• **What you are asked to do**: Spot every line with the word "stress" and return it.

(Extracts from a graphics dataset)
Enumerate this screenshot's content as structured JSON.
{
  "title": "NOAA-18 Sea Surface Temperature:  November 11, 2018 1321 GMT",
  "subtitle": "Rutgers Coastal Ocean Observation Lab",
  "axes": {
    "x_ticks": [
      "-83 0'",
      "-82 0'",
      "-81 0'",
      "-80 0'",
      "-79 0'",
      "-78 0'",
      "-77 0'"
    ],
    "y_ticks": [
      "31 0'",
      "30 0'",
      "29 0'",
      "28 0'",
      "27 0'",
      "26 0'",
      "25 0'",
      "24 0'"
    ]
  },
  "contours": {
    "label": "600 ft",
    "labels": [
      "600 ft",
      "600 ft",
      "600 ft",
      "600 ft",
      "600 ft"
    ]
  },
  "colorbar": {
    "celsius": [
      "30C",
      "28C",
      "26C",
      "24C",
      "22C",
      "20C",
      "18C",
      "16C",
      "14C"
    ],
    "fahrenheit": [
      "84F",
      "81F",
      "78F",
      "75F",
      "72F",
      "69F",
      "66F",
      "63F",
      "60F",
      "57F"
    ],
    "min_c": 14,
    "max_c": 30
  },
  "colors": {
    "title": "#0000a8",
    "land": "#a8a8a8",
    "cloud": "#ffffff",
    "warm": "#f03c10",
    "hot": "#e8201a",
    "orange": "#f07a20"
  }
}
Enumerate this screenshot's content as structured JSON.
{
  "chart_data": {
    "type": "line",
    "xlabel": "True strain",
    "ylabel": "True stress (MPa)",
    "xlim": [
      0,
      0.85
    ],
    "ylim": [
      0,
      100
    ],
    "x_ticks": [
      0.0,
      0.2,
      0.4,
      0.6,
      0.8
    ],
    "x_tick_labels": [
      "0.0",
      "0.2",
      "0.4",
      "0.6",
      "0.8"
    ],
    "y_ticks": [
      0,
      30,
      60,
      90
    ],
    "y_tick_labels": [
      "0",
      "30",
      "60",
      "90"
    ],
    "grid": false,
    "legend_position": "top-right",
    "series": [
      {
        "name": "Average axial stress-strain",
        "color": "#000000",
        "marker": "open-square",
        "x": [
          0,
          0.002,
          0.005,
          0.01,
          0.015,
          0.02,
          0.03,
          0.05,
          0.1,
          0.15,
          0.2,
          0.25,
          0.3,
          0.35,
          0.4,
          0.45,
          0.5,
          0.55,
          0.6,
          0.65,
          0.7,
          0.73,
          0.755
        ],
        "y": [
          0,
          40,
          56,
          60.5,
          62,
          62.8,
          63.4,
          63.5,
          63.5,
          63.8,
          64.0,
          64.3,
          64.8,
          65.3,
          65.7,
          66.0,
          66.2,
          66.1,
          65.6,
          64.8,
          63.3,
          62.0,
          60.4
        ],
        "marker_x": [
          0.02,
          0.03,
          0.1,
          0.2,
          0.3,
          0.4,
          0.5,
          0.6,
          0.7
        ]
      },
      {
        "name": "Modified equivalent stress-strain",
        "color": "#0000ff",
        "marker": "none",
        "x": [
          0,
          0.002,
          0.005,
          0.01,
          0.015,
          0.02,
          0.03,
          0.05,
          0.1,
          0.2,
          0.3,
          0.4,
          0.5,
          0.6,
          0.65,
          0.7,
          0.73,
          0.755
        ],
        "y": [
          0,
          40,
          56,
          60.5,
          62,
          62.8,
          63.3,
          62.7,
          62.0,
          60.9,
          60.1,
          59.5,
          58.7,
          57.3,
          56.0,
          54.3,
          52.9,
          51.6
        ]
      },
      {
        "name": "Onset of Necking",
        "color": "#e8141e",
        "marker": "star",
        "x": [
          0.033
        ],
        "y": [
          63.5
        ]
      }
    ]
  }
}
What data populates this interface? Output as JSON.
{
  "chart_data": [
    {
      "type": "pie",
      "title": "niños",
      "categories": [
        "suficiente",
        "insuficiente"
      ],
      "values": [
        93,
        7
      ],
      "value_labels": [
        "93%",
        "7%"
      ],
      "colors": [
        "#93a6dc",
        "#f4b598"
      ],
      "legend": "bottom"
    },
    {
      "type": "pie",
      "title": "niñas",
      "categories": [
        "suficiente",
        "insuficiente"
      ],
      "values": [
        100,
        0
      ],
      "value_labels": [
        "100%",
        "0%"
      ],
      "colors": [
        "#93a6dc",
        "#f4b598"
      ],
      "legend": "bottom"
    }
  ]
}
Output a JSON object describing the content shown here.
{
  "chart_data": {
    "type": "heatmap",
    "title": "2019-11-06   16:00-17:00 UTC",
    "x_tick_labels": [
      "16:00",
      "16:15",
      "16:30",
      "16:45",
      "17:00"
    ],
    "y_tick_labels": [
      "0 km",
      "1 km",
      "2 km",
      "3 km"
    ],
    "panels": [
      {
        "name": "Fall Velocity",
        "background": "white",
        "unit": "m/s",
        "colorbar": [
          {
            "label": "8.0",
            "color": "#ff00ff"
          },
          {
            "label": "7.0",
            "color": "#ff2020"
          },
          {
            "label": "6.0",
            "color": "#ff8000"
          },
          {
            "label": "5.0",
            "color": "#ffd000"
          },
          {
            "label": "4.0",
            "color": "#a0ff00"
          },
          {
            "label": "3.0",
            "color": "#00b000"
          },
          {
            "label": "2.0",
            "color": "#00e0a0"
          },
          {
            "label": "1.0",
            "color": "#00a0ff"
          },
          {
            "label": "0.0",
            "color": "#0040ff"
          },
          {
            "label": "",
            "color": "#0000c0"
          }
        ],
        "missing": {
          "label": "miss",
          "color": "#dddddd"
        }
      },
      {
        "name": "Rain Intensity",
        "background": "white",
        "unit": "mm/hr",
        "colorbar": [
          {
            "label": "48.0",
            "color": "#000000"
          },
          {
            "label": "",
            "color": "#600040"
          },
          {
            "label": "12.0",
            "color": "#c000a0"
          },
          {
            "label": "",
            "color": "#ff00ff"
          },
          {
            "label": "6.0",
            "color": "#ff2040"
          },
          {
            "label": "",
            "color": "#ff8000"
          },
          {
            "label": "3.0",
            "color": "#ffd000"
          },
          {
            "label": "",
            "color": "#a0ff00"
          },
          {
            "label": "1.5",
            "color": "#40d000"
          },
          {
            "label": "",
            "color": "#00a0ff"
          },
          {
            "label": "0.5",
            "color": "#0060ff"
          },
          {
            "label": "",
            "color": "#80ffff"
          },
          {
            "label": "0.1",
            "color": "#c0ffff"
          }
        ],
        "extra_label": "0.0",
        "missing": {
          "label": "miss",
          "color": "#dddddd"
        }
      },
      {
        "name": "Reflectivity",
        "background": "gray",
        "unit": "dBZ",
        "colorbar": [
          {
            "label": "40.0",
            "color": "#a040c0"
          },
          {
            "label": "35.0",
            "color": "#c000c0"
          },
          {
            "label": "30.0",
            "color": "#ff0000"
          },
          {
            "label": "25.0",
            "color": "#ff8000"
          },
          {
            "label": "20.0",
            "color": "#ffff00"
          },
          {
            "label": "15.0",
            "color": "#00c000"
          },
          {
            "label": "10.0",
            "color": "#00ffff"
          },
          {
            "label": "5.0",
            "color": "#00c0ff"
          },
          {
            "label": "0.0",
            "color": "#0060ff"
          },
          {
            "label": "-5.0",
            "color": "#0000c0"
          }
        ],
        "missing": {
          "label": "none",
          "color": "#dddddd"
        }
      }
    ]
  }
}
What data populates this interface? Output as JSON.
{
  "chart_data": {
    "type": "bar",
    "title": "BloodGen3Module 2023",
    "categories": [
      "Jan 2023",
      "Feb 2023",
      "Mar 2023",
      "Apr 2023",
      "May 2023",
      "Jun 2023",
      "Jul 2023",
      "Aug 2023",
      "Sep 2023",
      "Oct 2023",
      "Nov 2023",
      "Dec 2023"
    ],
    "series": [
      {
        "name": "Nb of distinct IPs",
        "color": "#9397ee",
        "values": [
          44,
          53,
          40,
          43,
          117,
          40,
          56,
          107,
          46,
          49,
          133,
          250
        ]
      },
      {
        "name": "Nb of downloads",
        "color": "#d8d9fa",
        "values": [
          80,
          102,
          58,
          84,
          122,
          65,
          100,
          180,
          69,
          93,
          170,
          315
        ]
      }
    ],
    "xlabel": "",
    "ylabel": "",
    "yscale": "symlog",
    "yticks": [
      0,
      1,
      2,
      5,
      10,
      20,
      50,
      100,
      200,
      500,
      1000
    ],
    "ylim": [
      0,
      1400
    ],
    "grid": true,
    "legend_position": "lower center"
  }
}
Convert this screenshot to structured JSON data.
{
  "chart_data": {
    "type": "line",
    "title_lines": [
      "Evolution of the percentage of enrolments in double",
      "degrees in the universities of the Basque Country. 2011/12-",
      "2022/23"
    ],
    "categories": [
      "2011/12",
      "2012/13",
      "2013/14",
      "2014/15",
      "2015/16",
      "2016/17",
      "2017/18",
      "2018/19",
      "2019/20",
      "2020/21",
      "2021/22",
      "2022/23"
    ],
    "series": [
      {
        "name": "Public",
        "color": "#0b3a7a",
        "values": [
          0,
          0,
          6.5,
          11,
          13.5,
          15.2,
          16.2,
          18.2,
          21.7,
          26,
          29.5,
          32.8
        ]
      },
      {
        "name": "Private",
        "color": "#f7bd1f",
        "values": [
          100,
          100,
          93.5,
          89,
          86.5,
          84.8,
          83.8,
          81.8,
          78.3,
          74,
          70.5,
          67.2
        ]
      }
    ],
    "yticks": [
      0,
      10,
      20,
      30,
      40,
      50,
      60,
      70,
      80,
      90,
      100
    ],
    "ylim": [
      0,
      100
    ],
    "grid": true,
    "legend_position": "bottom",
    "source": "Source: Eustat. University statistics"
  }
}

• **Response to this exercise**:
    "ylabel": "True stress (MPa)",
        "name": "Average axial stress-strain",
        "name": "Modified equivalent stress-strain",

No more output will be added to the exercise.